- _Task to complete_
Can you transcribe every line exactly and leave the pictures behind?

* * * * * * * * *

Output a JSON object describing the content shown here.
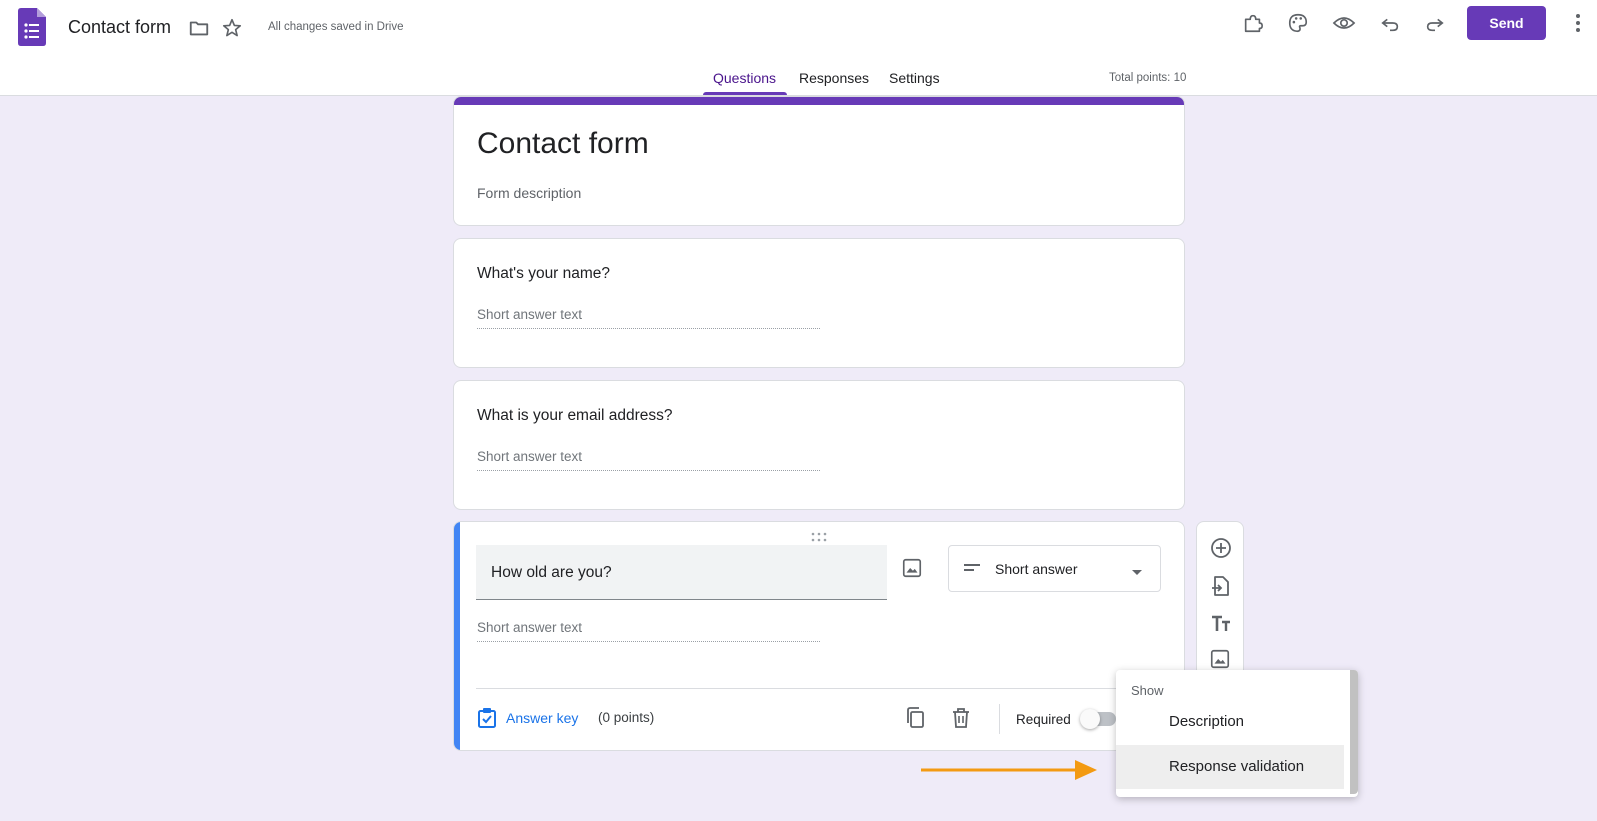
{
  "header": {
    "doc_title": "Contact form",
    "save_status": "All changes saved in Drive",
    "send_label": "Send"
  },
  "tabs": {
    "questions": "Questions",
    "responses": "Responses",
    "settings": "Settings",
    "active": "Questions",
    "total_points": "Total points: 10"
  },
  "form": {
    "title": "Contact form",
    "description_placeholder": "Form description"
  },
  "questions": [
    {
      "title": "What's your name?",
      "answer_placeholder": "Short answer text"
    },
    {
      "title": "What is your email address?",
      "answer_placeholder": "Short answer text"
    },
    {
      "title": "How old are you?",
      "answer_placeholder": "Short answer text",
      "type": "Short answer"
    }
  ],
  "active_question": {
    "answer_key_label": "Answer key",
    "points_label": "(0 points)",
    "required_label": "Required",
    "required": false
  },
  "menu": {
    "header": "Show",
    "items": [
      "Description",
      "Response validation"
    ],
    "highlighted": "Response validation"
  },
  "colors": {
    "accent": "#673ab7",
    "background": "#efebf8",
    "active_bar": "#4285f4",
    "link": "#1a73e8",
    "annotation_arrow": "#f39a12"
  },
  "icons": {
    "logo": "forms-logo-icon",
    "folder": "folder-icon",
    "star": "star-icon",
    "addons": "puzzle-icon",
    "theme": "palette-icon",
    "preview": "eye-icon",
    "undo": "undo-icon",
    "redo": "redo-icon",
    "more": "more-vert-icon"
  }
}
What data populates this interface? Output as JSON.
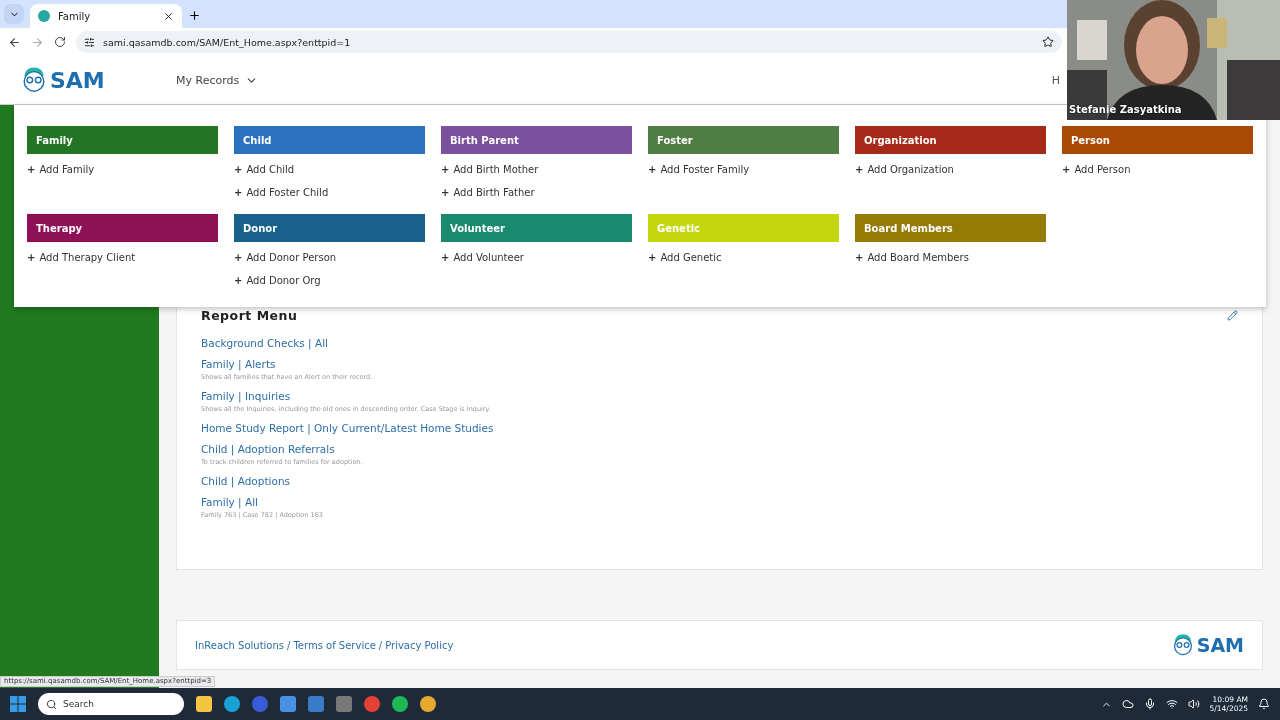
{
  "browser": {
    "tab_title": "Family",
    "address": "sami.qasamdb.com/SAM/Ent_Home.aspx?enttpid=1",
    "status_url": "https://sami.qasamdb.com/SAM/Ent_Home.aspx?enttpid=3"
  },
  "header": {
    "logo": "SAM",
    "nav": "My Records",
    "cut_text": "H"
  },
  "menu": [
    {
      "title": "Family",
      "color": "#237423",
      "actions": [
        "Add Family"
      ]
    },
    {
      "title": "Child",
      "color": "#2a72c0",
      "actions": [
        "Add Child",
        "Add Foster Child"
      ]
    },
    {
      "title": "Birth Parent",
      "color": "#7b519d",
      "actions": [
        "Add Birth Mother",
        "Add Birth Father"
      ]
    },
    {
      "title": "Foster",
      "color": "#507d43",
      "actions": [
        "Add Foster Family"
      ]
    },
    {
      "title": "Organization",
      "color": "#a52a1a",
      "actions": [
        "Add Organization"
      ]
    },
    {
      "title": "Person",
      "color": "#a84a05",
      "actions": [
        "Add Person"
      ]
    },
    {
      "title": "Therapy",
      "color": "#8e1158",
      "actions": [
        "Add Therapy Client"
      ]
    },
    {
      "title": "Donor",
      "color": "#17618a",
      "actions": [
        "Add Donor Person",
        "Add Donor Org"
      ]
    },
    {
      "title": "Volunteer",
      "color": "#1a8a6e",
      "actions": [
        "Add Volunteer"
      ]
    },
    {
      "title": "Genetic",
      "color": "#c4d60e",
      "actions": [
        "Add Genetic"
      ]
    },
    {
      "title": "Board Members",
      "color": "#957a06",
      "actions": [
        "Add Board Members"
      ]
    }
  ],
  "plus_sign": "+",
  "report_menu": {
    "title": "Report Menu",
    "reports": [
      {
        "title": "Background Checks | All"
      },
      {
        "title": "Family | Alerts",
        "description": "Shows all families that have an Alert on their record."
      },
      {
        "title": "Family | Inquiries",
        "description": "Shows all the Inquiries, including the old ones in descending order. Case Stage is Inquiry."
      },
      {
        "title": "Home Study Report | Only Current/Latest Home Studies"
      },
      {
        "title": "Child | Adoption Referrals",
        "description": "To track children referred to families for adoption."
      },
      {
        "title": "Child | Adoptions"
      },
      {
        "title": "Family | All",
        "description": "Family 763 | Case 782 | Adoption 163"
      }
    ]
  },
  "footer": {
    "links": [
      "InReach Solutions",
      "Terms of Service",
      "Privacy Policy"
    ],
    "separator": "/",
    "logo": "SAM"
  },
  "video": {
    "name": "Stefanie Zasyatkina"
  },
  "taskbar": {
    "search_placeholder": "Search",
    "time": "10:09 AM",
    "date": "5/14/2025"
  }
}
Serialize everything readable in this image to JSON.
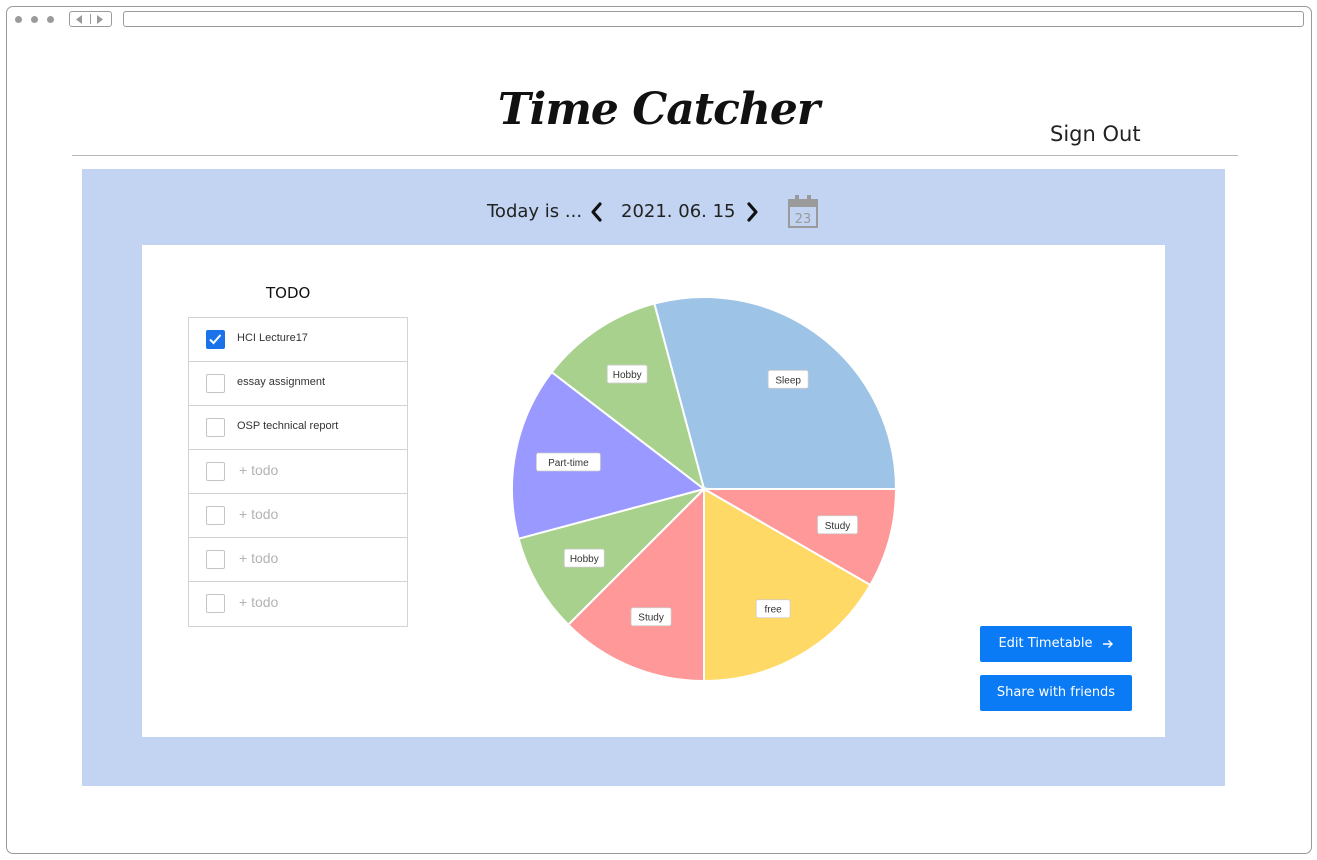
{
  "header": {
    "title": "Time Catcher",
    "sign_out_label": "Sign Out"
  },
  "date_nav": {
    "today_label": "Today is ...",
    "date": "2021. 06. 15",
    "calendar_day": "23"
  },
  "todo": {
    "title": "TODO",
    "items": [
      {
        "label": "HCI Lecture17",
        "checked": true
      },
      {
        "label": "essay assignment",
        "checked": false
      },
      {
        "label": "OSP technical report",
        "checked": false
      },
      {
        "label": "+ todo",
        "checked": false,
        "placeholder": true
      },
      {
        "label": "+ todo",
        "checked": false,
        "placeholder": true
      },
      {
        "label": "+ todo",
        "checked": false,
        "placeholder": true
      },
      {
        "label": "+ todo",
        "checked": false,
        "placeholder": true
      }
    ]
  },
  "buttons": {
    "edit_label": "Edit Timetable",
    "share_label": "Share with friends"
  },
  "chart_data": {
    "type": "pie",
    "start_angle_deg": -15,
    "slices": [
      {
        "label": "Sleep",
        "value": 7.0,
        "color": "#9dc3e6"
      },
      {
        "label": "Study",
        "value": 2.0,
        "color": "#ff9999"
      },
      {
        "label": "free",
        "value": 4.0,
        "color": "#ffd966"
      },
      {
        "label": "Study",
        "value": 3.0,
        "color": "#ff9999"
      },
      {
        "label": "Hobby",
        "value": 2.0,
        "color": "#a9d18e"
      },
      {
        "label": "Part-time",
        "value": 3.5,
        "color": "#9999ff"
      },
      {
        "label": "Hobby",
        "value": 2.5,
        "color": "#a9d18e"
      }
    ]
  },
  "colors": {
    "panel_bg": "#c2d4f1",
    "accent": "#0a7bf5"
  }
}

* * * * * * * * *

- _Written response_
Output a JSON object describing the content shown here.
{
  "header": {
    "doc_title": "Contact form",
    "save_status": "All changes saved in Drive",
    "send_label": "Send"
  },
  "tabs": {
    "questions": "Questions",
    "responses": "Responses",
    "settings": "Settings",
    "active": "Questions",
    "total_points": "Total points: 10"
  },
  "form": {
    "title": "Contact form",
    "description_placeholder": "Form description"
  },
  "questions": [
    {
      "title": "What's your name?",
      "answer_placeholder": "Short answer text"
    },
    {
      "title": "What is your email address?",
      "answer_placeholder": "Short answer text"
    },
    {
      "title": "How old are you?",
      "answer_placeholder": "Short answer text",
      "type": "Short answer"
    }
  ],
  "active_question": {
    "answer_key_label": "Answer key",
    "points_label": "(0 points)",
    "required_label": "Required",
    "required": false
  },
  "menu": {
    "header": "Show",
    "items": [
      "Description",
      "Response validation"
    ],
    "highlighted": "Response validation"
  },
  "colors": {
    "accent": "#673ab7",
    "background": "#efebf8",
    "active_bar": "#4285f4",
    "link": "#1a73e8",
    "annotation_arrow": "#f39a12"
  },
  "icons": {
    "logo": "forms-logo-icon",
    "folder": "folder-icon",
    "star": "star-icon",
    "addons": "puzzle-icon",
    "theme": "palette-icon",
    "preview": "eye-icon",
    "undo": "undo-icon",
    "redo": "redo-icon",
    "more": "more-vert-icon"
  }
}
What data populates this interface? Output as JSON.
{
  "browser": {
    "tab_title": "Family",
    "address": "sami.qasamdb.com/SAM/Ent_Home.aspx?enttpid=1",
    "status_url": "https://sami.qasamdb.com/SAM/Ent_Home.aspx?enttpid=3"
  },
  "header": {
    "logo": "SAM",
    "nav": "My Records",
    "cut_text": "H"
  },
  "menu": [
    {
      "title": "Family",
      "color": "#237423",
      "actions": [
        "Add Family"
      ]
    },
    {
      "title": "Child",
      "color": "#2a72c0",
      "actions": [
        "Add Child",
        "Add Foster Child"
      ]
    },
    {
      "title": "Birth Parent",
      "color": "#7b519d",
      "actions": [
        "Add Birth Mother",
        "Add Birth Father"
      ]
    },
    {
      "title": "Foster",
      "color": "#507d43",
      "actions": [
        "Add Foster Family"
      ]
    },
    {
      "title": "Organization",
      "color": "#a52a1a",
      "actions": [
        "Add Organization"
      ]
    },
    {
      "title": "Person",
      "color": "#a84a05",
      "actions": [
        "Add Person"
      ]
    },
    {
      "title": "Therapy",
      "color": "#8e1158",
      "actions": [
        "Add Therapy Client"
      ]
    },
    {
      "title": "Donor",
      "color": "#17618a",
      "actions": [
        "Add Donor Person",
        "Add Donor Org"
      ]
    },
    {
      "title": "Volunteer",
      "color": "#1a8a6e",
      "actions": [
        "Add Volunteer"
      ]
    },
    {
      "title": "Genetic",
      "color": "#c4d60e",
      "actions": [
        "Add Genetic"
      ]
    },
    {
      "title": "Board Members",
      "color": "#957a06",
      "actions": [
        "Add Board Members"
      ]
    }
  ],
  "plus_sign": "+",
  "report_menu": {
    "title": "Report Menu",
    "reports": [
      {
        "title": "Background Checks | All"
      },
      {
        "title": "Family | Alerts",
        "description": "Shows all families that have an Alert on their record."
      },
      {
        "title": "Family | Inquiries",
        "description": "Shows all the Inquiries, including the old ones in descending order. Case Stage is Inquiry."
      },
      {
        "title": "Home Study Report | Only Current/Latest Home Studies"
      },
      {
        "title": "Child | Adoption Referrals",
        "description": "To track children referred to families for adoption."
      },
      {
        "title": "Child | Adoptions"
      },
      {
        "title": "Family | All",
        "description": "Family 763 | Case 782 | Adoption 163"
      }
    ]
  },
  "footer": {
    "links": [
      "InReach Solutions",
      "Terms of Service",
      "Privacy Policy"
    ],
    "separator": "/",
    "logo": "SAM"
  },
  "video": {
    "name": "Stefanie Zasyatkina"
  },
  "taskbar": {
    "search_placeholder": "Search",
    "time": "10:09 AM",
    "date": "5/14/2025"
  }
}
Serialize everything readable in this image to JSON.
{
  "header": {
    "title": "Time Catcher",
    "sign_out_label": "Sign Out"
  },
  "date_nav": {
    "today_label": "Today is ...",
    "date": "2021. 06. 15",
    "calendar_day": "23"
  },
  "todo": {
    "title": "TODO",
    "items": [
      {
        "label": "HCI Lecture17",
        "checked": true
      },
      {
        "label": "essay assignment",
        "checked": false
      },
      {
        "label": "OSP technical report",
        "checked": false
      },
      {
        "label": "+ todo",
        "checked": false,
        "placeholder": true
      },
      {
        "label": "+ todo",
        "checked": false,
        "placeholder": true
      },
      {
        "label": "+ todo",
        "checked": false,
        "placeholder": true
      },
      {
        "label": "+ todo",
        "checked": false,
        "placeholder": true
      }
    ]
  },
  "buttons": {
    "edit_label": "Edit Timetable",
    "share_label": "Share with friends"
  },
  "chart_data": {
    "type": "pie",
    "start_angle_deg": -15,
    "slices": [
      {
        "label": "Sleep",
        "value": 7.0,
        "color": "#9dc3e6"
      },
      {
        "label": "Study",
        "value": 2.0,
        "color": "#ff9999"
      },
      {
        "label": "free",
        "value": 4.0,
        "color": "#ffd966"
      },
      {
        "label": "Study",
        "value": 3.0,
        "color": "#ff9999"
      },
      {
        "label": "Hobby",
        "value": 2.0,
        "color": "#a9d18e"
      },
      {
        "label": "Part-time",
        "value": 3.5,
        "color": "#9999ff"
      },
      {
        "label": "Hobby",
        "value": 2.5,
        "color": "#a9d18e"
      }
    ]
  },
  "colors": {
    "panel_bg": "#c2d4f1",
    "accent": "#0a7bf5"
  }
}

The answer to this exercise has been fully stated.